Task to complete — Each line containing the word "structured" must be reported.

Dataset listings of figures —
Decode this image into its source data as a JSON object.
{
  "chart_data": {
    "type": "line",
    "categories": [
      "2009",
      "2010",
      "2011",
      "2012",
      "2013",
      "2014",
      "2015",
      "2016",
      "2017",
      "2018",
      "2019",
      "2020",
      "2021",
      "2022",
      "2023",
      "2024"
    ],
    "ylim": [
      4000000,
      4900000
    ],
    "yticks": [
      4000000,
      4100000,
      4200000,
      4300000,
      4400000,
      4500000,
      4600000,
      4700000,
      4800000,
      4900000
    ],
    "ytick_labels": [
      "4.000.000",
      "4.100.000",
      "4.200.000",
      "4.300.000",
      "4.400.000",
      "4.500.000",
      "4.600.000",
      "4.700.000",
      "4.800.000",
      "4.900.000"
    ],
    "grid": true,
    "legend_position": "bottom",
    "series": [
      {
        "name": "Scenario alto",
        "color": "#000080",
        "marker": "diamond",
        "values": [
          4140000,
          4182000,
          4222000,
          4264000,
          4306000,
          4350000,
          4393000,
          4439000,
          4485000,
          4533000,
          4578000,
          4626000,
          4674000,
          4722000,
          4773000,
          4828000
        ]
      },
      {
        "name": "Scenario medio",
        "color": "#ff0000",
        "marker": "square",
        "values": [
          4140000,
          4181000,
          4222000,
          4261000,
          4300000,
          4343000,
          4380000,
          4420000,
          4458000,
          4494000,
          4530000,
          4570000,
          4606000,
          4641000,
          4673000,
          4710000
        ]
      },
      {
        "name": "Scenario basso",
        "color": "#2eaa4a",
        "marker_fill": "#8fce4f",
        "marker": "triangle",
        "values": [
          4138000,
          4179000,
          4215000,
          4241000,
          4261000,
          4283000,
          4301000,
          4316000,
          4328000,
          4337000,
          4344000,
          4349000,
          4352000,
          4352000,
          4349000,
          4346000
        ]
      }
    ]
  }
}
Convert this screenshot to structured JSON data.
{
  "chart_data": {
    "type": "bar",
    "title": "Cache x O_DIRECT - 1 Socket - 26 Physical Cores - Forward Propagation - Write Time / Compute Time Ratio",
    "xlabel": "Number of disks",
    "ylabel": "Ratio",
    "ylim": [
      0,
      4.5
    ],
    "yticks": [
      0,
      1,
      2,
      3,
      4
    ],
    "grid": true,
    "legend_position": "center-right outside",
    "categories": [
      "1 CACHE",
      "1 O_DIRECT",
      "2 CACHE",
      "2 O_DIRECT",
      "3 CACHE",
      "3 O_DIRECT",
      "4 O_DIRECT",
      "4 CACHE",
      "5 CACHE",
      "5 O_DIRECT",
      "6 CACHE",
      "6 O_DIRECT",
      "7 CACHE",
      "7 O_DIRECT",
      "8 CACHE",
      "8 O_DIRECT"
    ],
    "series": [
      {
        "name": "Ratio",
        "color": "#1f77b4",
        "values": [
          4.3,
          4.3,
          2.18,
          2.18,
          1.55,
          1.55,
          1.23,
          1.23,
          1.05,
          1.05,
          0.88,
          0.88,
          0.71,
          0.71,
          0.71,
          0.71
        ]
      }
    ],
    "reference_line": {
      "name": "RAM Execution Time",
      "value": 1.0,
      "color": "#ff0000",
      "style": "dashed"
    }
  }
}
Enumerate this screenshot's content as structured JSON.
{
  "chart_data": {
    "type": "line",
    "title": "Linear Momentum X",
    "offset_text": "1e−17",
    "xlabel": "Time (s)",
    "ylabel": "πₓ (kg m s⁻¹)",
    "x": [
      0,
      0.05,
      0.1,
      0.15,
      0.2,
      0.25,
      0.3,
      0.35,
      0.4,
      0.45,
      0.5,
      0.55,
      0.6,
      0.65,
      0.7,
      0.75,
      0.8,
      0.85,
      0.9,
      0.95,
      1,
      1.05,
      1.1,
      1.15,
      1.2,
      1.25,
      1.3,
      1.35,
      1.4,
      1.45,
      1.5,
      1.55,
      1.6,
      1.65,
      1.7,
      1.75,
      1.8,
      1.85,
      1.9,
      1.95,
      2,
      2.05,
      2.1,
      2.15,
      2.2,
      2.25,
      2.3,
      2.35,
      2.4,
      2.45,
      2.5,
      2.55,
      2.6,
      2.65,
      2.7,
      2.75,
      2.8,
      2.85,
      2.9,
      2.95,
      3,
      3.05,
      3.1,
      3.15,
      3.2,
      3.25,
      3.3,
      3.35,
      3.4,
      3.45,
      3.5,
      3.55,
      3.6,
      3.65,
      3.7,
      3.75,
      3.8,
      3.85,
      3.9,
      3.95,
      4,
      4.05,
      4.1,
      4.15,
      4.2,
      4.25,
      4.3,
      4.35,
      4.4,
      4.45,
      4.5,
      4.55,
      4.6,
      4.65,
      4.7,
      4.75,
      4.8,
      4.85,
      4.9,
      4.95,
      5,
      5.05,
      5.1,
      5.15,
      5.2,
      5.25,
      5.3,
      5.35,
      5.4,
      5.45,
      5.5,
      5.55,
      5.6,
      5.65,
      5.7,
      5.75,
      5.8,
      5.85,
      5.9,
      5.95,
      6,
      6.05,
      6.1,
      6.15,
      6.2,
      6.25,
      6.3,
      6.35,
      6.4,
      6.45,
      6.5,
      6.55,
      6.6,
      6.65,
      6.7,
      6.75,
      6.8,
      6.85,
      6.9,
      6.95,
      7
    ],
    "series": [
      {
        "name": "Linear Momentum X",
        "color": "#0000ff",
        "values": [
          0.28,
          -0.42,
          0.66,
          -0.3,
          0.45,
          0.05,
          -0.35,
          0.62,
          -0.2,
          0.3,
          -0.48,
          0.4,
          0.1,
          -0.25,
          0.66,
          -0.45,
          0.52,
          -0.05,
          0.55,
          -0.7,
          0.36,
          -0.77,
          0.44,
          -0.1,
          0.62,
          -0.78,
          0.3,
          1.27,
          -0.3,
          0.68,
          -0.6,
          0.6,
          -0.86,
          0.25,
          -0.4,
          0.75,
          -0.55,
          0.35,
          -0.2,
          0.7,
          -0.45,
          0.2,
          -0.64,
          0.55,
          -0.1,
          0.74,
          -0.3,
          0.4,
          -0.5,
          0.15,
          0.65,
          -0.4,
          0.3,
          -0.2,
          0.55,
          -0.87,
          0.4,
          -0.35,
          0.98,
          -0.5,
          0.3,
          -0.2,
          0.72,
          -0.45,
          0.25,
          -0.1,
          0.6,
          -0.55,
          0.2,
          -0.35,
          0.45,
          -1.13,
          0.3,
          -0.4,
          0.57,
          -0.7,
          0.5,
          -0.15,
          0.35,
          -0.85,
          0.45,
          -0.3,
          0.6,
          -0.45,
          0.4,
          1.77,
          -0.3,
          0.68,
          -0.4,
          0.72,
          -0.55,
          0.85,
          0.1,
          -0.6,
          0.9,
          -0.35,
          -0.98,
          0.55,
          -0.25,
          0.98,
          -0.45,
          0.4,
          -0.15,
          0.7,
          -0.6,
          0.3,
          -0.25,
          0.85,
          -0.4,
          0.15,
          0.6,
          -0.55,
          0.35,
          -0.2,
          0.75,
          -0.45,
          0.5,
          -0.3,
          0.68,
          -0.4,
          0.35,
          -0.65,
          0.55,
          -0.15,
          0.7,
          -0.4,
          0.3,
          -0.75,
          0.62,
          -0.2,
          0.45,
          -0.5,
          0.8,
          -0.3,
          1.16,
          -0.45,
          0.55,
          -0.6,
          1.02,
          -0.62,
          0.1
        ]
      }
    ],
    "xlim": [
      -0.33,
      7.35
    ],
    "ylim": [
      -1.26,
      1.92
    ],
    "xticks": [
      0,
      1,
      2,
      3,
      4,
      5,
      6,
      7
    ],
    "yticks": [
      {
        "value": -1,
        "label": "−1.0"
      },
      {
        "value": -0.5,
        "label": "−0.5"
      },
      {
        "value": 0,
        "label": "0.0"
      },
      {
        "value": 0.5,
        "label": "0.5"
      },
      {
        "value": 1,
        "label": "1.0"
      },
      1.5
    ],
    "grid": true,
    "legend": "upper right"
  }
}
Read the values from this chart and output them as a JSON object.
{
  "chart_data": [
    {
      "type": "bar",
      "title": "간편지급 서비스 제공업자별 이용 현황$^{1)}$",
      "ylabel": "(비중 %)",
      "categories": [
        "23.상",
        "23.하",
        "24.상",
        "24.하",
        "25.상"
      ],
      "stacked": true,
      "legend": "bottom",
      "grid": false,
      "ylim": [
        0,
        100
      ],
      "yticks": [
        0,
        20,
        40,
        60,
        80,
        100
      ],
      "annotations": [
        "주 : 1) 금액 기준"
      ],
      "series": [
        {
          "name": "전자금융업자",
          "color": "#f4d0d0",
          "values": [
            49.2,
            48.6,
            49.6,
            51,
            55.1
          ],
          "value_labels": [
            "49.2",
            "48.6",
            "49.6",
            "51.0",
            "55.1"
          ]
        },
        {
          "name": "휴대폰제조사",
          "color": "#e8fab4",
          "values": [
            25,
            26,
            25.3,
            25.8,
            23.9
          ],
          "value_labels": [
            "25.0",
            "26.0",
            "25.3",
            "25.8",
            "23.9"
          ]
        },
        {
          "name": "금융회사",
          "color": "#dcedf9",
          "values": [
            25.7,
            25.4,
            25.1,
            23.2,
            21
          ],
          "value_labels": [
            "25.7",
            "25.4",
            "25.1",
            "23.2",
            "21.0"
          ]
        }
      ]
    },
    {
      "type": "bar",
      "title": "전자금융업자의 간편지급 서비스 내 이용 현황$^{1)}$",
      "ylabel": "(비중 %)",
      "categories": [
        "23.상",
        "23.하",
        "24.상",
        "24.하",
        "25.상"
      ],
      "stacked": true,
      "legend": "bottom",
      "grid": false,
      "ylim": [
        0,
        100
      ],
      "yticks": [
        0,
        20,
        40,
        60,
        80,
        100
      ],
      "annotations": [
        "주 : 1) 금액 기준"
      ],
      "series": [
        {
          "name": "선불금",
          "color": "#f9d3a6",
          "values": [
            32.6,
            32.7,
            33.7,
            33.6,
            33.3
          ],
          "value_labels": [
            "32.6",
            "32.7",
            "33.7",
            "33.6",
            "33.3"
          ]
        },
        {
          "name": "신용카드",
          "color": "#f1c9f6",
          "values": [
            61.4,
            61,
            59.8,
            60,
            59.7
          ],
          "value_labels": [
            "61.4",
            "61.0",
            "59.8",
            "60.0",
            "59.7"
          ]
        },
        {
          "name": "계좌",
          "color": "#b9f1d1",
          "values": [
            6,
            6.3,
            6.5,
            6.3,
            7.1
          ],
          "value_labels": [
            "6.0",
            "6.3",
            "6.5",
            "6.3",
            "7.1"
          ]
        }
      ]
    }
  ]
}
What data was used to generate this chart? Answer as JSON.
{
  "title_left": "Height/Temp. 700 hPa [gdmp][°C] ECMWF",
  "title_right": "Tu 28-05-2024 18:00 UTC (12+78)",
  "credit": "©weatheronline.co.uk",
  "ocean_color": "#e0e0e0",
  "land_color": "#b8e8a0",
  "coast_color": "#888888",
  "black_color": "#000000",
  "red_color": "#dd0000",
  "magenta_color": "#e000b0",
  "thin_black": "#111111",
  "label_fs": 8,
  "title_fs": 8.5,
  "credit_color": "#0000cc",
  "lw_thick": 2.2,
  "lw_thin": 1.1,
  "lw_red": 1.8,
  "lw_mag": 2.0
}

Task response —
Convert this screenshot to structured JSON data.
Enumerate this screenshot's content as structured JSON.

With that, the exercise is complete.